··· INFORMATION SHOWN ···

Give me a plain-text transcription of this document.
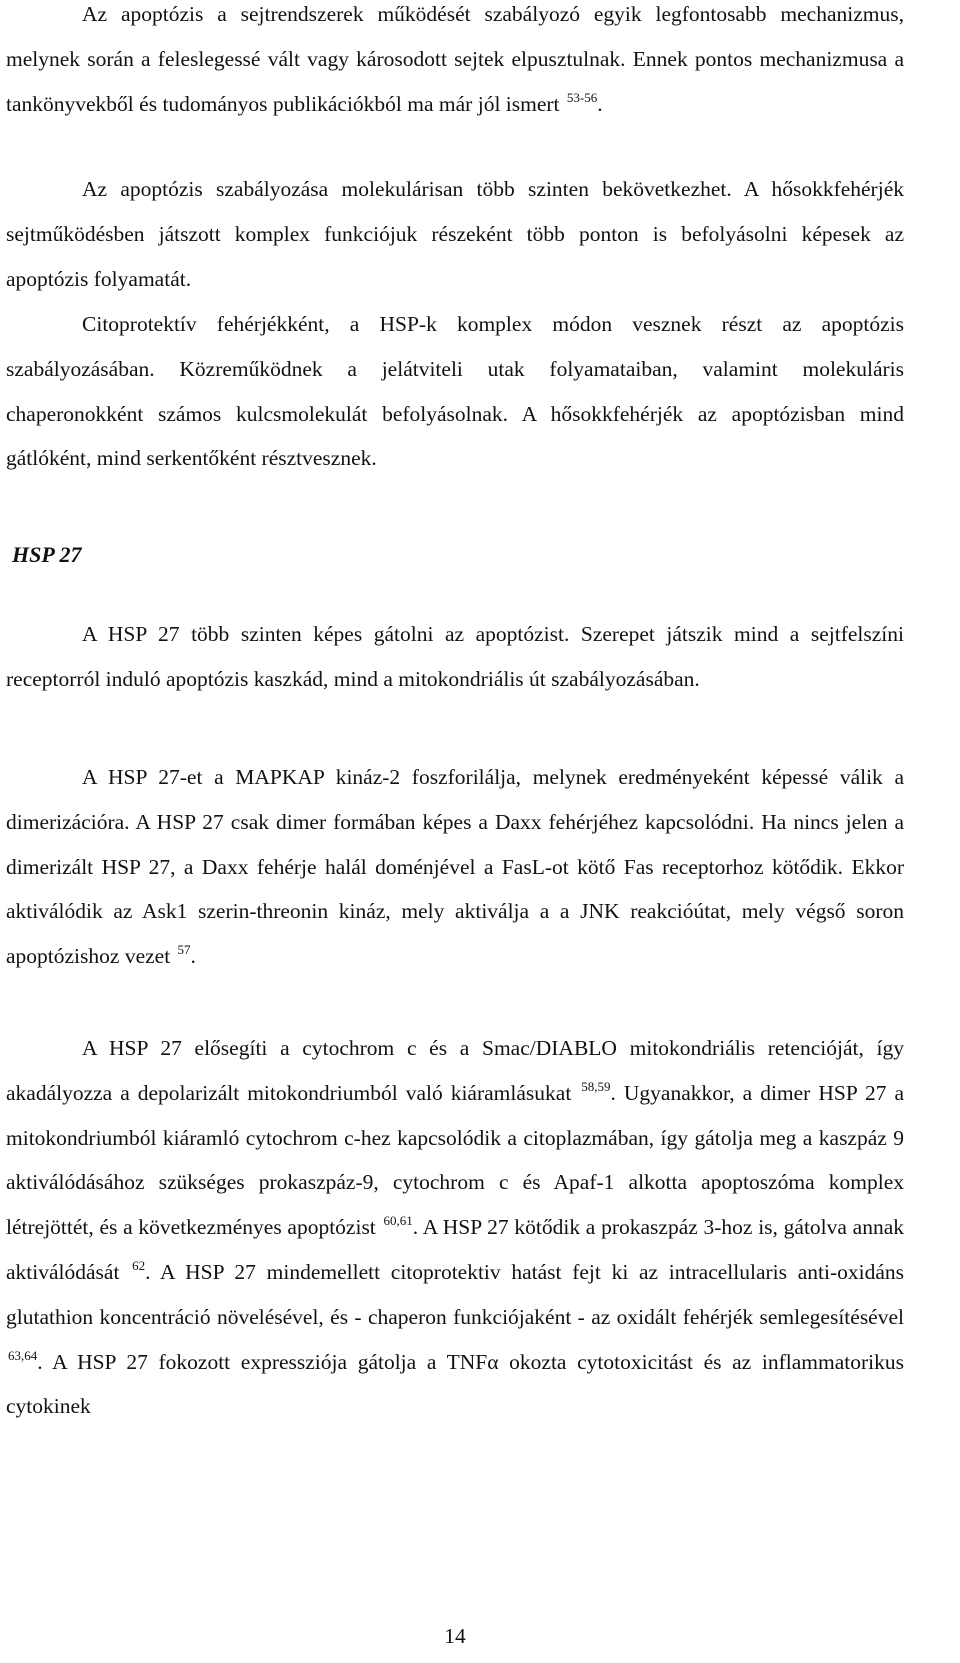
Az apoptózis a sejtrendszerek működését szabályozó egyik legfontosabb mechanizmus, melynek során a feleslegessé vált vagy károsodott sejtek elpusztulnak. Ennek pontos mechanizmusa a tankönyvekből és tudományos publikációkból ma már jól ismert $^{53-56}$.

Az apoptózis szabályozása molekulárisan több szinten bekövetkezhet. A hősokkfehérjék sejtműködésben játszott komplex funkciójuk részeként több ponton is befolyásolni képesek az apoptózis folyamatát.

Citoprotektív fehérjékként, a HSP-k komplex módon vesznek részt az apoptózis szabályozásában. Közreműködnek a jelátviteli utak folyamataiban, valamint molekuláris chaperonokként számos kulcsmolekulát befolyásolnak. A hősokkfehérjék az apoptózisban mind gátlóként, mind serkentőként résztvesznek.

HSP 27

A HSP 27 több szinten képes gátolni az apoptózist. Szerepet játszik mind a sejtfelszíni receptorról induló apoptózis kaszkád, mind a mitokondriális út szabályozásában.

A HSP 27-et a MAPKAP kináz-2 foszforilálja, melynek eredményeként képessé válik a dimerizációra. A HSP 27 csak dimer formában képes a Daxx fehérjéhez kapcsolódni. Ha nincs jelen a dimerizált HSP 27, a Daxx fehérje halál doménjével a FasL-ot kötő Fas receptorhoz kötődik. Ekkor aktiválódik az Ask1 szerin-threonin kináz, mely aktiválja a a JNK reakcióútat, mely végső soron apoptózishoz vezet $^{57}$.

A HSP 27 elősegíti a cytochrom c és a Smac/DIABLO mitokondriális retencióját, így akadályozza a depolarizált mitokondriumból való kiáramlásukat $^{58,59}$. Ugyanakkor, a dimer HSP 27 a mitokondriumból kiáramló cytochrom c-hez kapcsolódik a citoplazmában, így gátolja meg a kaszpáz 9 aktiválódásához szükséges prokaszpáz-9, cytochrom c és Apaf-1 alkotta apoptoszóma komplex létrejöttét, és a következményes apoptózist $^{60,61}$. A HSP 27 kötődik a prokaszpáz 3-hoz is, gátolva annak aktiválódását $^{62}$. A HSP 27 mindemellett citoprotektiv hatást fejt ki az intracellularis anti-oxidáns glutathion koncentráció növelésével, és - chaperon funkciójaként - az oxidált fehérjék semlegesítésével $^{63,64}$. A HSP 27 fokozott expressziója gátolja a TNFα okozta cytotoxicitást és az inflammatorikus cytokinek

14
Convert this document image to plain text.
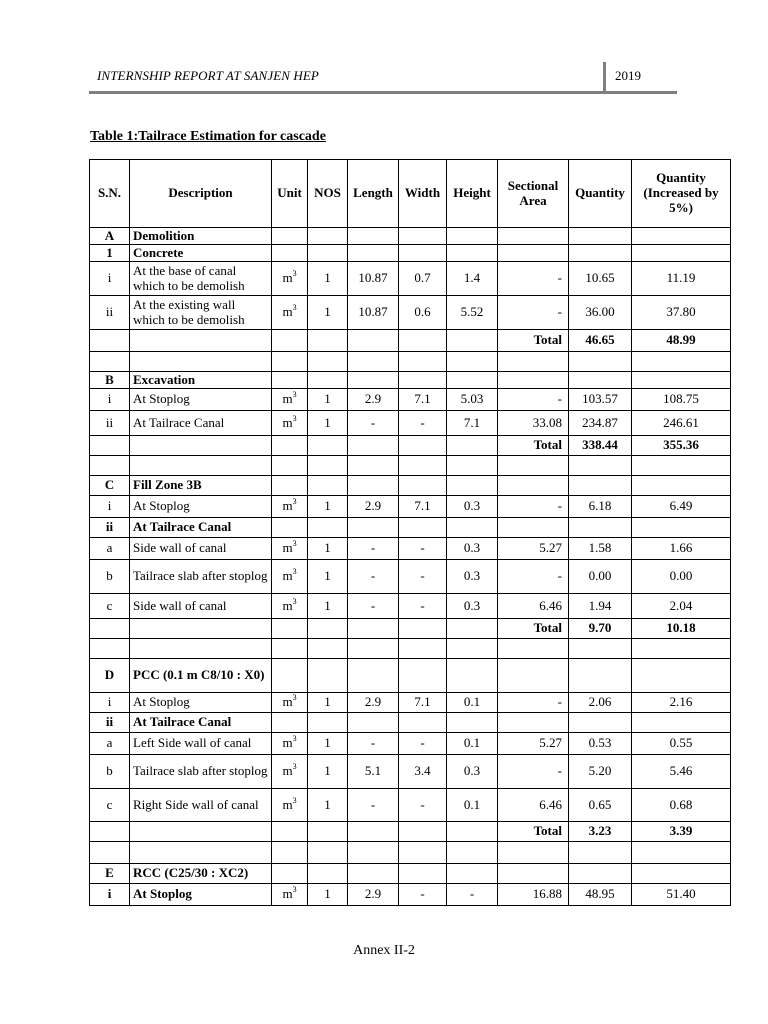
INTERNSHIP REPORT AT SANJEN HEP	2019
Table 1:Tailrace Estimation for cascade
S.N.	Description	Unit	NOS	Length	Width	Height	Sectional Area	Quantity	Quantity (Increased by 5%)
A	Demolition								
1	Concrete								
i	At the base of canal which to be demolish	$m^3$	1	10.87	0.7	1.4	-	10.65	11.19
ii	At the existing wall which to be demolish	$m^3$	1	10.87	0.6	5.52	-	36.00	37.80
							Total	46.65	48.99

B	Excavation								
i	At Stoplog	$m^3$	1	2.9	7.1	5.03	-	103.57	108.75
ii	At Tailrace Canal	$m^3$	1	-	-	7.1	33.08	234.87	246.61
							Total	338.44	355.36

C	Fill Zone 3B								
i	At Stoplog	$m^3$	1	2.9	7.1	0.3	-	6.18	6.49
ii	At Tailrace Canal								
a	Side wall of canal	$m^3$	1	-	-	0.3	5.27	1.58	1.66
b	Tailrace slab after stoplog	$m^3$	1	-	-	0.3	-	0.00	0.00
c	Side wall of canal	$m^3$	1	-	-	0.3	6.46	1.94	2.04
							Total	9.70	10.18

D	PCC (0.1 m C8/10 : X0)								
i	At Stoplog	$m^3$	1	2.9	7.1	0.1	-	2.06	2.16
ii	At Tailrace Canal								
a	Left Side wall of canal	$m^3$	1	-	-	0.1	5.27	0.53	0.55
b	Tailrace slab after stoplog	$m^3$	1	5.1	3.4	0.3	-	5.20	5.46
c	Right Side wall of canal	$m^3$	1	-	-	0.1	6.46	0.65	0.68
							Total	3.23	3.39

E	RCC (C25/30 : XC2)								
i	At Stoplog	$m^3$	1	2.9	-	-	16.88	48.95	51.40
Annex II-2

···
··· INFORMATION SHOWN ···

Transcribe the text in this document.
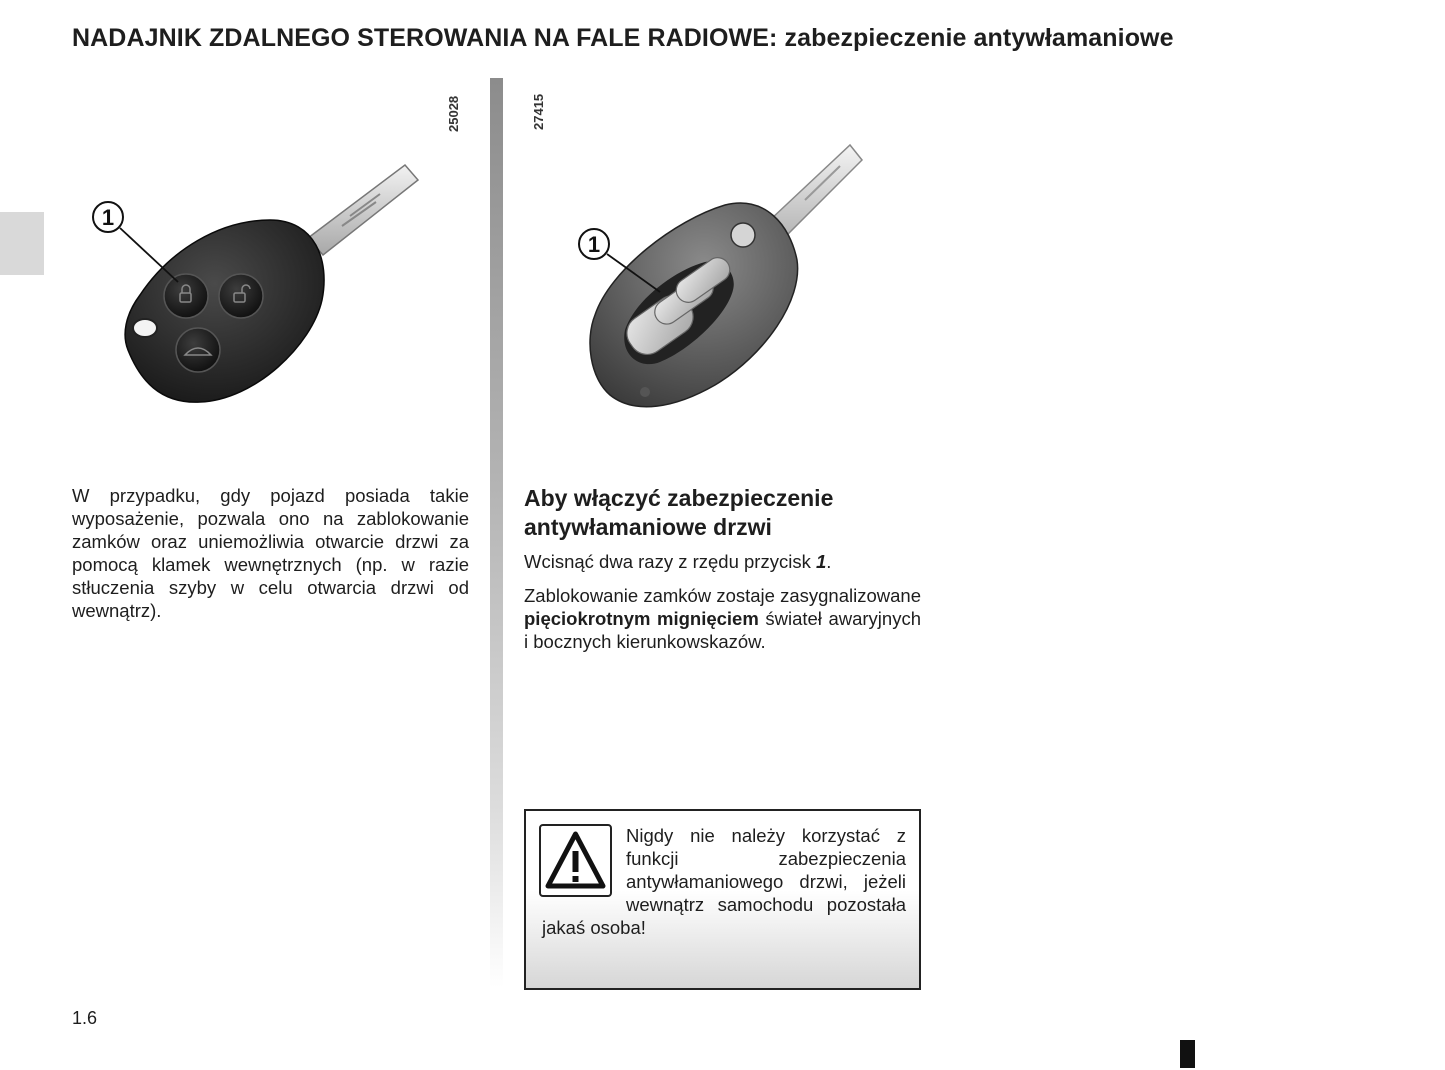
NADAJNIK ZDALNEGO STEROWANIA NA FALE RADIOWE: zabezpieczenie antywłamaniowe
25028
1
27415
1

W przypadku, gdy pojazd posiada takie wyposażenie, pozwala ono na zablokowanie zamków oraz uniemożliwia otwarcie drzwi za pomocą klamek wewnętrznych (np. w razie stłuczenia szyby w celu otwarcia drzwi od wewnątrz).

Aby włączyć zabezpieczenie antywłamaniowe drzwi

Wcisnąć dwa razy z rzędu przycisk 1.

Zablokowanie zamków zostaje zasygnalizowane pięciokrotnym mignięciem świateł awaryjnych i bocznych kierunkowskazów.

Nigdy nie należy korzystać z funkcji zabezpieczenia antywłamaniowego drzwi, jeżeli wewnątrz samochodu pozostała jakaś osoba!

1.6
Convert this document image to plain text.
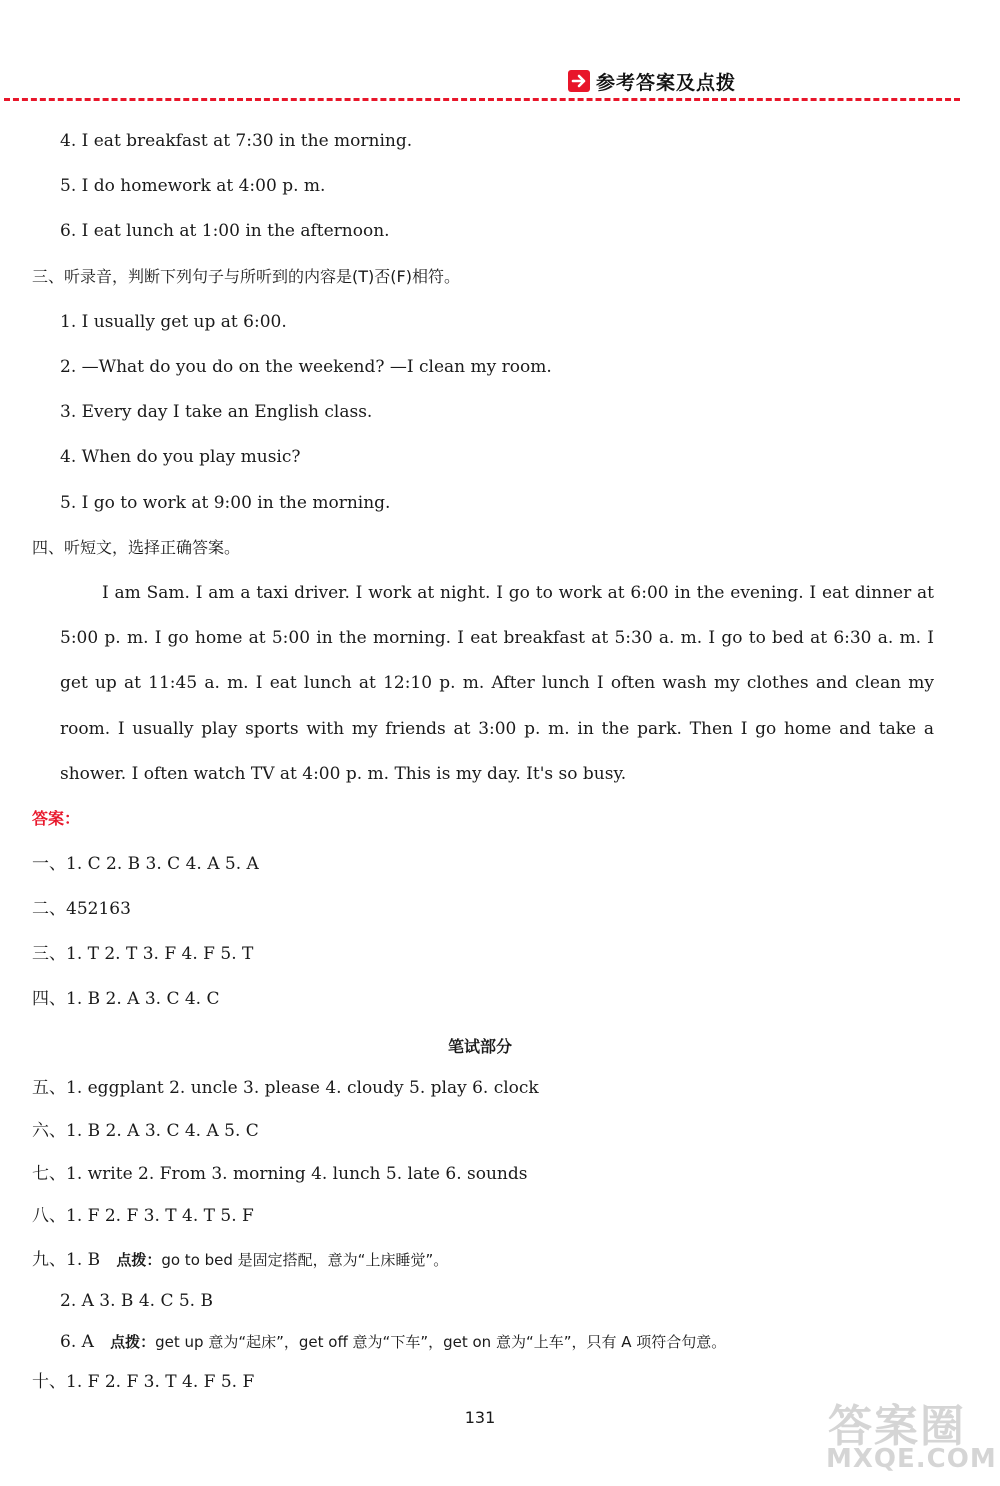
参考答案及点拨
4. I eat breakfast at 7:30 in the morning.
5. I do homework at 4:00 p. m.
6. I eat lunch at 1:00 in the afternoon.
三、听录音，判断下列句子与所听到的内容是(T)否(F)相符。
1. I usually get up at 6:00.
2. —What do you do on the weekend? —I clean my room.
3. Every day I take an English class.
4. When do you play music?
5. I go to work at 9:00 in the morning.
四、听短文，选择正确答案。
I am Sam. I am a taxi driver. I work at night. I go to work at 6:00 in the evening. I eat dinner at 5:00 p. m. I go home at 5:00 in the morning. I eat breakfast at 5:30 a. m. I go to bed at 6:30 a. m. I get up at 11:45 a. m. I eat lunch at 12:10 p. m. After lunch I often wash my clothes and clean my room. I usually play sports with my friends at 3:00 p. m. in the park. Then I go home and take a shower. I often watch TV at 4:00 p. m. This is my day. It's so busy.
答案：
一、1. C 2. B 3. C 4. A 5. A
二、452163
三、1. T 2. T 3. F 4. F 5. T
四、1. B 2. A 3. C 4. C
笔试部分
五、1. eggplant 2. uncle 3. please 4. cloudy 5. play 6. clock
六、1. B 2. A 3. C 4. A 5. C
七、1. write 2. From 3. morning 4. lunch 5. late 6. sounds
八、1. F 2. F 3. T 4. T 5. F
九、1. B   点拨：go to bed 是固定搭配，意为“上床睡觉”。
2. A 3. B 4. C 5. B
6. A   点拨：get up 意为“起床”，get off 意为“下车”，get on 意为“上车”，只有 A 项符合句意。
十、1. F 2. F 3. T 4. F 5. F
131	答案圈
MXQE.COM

···

### EXERCISE
Using the listing above, state the number of lines that hold "document", with no other text.

### EXERCISE SOLUTION
4